*PROBLEM DETAILS*
From the listing below, select every line where the word "Output" appears.

## Begin

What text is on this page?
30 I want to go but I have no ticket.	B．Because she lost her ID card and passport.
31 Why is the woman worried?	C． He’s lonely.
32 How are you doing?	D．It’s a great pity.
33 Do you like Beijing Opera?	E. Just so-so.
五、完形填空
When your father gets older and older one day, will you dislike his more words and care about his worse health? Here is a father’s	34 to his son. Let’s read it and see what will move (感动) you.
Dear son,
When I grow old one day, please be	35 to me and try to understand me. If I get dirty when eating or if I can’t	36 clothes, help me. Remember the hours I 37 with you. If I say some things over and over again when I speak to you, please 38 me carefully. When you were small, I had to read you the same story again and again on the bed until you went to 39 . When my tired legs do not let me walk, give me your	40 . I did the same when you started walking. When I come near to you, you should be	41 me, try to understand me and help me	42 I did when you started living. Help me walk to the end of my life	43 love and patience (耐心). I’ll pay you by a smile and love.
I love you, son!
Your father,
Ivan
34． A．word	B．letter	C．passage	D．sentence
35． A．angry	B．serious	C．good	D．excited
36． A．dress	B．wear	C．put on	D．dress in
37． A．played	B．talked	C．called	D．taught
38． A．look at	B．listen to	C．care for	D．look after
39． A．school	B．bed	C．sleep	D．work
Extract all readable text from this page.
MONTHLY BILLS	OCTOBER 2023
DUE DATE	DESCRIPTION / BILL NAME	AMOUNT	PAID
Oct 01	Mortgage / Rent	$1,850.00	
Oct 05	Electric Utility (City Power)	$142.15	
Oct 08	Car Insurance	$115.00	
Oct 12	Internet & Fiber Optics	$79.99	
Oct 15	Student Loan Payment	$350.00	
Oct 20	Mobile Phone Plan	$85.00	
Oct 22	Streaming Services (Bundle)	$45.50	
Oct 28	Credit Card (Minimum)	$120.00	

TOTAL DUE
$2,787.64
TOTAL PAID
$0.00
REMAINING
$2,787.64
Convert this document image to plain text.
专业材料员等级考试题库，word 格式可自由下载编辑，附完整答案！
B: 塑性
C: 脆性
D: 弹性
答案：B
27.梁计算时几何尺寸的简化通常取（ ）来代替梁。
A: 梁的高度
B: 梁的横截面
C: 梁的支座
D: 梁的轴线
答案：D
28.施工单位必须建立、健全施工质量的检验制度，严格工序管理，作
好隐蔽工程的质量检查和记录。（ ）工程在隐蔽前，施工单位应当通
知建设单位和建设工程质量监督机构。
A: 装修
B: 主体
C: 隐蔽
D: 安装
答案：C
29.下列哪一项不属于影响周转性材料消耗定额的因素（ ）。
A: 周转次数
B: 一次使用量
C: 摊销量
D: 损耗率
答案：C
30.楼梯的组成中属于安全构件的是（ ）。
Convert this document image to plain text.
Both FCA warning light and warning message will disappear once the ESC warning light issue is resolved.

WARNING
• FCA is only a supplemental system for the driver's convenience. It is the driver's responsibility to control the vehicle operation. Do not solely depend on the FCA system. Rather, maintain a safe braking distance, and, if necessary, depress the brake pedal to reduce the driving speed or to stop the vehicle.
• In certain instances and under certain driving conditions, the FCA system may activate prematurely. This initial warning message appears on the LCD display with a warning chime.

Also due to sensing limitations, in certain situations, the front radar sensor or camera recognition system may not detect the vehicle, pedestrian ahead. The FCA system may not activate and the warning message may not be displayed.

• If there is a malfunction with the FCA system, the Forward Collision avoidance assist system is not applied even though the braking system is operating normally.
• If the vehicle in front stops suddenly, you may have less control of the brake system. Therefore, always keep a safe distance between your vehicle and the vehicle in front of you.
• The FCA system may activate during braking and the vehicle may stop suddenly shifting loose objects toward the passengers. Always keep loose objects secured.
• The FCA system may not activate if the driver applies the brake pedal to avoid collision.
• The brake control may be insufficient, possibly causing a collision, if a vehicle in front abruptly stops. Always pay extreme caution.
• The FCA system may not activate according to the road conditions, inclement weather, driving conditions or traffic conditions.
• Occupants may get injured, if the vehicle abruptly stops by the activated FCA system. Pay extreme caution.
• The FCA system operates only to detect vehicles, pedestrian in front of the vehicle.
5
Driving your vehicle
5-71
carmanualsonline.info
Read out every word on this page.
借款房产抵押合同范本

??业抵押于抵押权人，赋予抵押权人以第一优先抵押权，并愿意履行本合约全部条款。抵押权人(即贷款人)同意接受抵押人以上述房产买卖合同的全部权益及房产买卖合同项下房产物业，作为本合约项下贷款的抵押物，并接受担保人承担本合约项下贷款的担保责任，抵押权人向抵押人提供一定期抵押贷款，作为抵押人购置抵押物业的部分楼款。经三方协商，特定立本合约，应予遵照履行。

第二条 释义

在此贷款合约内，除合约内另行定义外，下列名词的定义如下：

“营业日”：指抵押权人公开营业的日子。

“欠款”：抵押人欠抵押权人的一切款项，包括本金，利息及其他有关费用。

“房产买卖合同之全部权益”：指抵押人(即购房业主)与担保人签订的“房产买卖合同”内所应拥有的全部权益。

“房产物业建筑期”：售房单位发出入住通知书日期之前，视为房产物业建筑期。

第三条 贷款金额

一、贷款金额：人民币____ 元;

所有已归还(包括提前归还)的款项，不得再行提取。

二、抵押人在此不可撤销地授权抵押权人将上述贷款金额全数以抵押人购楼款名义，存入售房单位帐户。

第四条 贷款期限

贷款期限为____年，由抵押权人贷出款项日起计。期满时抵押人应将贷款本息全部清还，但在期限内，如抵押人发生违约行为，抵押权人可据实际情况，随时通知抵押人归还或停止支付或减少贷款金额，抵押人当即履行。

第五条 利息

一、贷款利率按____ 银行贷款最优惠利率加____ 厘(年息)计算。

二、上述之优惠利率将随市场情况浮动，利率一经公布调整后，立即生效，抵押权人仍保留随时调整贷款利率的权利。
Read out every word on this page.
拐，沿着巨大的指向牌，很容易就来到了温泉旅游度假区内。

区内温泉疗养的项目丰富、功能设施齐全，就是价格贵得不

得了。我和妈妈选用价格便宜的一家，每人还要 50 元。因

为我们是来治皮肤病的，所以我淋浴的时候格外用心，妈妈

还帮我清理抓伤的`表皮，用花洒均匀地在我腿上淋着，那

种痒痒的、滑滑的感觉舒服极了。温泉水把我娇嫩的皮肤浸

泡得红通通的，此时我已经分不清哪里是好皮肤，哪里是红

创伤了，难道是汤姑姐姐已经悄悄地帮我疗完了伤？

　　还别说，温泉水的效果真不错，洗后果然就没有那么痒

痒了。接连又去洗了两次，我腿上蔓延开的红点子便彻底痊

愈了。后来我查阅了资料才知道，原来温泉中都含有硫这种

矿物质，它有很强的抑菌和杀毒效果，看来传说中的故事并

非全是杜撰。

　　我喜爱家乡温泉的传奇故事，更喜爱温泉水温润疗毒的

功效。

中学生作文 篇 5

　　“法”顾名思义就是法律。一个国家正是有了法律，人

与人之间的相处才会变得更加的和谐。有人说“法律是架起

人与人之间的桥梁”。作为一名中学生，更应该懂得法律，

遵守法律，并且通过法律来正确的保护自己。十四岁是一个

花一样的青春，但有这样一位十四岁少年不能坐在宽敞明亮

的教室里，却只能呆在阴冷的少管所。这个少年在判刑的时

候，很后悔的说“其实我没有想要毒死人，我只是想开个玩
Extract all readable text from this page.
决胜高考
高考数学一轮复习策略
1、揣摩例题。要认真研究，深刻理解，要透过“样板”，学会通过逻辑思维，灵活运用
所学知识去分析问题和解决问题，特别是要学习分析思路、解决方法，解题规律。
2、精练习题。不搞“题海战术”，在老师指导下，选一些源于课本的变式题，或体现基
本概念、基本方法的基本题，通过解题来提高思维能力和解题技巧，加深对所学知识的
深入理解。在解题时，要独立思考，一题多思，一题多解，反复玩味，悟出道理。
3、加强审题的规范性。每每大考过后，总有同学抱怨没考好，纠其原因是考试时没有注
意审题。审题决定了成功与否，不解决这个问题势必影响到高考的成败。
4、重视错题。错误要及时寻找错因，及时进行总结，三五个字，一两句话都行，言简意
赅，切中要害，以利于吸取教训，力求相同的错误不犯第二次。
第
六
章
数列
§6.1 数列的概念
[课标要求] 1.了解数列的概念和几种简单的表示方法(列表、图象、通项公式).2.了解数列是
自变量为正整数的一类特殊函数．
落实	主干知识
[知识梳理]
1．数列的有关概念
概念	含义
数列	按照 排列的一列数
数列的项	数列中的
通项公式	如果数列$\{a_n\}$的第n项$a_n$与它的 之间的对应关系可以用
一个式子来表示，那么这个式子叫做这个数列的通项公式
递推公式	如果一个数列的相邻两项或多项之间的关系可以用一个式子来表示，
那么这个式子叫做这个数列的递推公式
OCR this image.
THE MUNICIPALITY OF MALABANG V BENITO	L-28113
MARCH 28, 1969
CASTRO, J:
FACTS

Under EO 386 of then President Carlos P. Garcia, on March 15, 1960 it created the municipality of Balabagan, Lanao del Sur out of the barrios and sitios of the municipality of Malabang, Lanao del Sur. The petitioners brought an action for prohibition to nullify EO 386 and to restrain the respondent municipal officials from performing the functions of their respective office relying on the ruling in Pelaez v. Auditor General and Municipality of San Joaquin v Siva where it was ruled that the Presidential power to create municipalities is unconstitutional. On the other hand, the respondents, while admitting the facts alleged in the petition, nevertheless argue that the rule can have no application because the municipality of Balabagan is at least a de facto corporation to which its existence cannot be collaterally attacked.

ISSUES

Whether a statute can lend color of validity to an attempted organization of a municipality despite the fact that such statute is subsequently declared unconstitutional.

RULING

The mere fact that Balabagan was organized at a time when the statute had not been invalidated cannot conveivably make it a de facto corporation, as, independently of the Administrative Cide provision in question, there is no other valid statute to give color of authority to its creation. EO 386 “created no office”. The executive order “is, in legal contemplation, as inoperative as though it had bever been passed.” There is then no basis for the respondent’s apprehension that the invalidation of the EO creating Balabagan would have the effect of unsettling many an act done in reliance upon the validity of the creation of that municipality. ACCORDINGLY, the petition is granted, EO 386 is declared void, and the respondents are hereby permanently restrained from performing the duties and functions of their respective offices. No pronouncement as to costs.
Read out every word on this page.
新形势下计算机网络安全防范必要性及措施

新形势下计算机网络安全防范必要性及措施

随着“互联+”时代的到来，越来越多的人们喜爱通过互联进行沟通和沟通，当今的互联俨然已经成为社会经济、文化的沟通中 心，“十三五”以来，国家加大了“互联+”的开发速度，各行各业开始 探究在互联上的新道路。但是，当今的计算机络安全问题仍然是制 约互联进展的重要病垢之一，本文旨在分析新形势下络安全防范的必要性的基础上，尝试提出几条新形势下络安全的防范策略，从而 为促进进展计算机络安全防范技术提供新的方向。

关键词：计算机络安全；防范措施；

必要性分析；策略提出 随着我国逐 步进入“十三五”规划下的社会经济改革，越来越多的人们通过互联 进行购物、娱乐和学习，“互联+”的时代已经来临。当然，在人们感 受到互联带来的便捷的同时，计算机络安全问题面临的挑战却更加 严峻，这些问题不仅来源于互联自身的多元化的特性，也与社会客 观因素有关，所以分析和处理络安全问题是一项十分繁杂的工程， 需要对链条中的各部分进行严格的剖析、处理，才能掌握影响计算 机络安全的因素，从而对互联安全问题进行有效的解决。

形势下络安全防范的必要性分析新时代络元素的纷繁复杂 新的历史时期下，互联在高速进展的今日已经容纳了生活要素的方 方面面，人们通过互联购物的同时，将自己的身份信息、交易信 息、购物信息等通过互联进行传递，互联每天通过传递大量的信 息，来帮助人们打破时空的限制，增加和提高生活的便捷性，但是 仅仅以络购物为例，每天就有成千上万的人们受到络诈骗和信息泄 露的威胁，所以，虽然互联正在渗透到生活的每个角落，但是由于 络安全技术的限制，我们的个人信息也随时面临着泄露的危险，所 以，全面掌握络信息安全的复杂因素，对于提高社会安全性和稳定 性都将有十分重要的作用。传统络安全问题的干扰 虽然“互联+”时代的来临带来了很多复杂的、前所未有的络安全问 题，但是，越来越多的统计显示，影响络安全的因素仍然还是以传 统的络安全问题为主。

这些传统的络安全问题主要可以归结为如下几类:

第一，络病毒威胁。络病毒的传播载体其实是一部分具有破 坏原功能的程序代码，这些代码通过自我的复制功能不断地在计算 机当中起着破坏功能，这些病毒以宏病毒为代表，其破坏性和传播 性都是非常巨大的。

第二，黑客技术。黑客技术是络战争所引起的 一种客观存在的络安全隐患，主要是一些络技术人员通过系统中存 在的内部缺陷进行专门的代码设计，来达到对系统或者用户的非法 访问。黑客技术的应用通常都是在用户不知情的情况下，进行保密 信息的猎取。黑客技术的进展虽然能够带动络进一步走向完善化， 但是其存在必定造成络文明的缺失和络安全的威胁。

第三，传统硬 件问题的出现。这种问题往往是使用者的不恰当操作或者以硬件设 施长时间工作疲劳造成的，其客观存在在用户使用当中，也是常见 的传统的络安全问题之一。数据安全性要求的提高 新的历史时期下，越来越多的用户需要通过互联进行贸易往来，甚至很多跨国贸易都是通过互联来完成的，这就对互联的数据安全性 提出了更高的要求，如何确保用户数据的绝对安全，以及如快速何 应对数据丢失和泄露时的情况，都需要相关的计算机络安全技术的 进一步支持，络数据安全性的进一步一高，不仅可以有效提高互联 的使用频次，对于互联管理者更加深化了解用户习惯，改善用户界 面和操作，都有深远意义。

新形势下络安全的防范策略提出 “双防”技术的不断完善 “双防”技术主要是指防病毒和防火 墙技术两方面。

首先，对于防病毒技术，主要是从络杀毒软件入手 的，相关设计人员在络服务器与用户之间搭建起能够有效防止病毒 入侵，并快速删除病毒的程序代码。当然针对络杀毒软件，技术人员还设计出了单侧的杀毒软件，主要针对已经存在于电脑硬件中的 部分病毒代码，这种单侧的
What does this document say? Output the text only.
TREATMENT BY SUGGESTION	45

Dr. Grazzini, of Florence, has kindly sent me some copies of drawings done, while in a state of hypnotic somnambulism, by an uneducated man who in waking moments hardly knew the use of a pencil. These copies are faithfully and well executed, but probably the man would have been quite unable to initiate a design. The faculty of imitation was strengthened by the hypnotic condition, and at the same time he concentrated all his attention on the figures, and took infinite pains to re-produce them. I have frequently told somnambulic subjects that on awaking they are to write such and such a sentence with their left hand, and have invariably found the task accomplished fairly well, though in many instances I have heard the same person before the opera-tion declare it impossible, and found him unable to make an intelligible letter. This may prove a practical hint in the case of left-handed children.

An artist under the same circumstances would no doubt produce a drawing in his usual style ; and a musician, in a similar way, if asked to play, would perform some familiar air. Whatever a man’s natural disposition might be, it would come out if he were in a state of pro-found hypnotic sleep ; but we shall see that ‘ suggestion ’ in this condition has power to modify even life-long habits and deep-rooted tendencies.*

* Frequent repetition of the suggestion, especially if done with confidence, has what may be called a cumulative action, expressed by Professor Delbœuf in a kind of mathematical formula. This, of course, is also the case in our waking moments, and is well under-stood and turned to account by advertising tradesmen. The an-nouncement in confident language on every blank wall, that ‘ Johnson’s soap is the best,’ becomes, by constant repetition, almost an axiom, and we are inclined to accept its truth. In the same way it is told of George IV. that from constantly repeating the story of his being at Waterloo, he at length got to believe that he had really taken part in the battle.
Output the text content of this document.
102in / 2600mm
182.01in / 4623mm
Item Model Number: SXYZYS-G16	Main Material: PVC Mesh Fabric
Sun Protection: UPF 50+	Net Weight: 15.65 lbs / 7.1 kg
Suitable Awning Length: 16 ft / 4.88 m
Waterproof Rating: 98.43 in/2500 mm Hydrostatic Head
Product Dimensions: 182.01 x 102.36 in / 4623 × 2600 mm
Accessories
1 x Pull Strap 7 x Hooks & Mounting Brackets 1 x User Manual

## End

*FINISHED EXERCISE*
What does this document say? Output the text only.
Output the text content of this document.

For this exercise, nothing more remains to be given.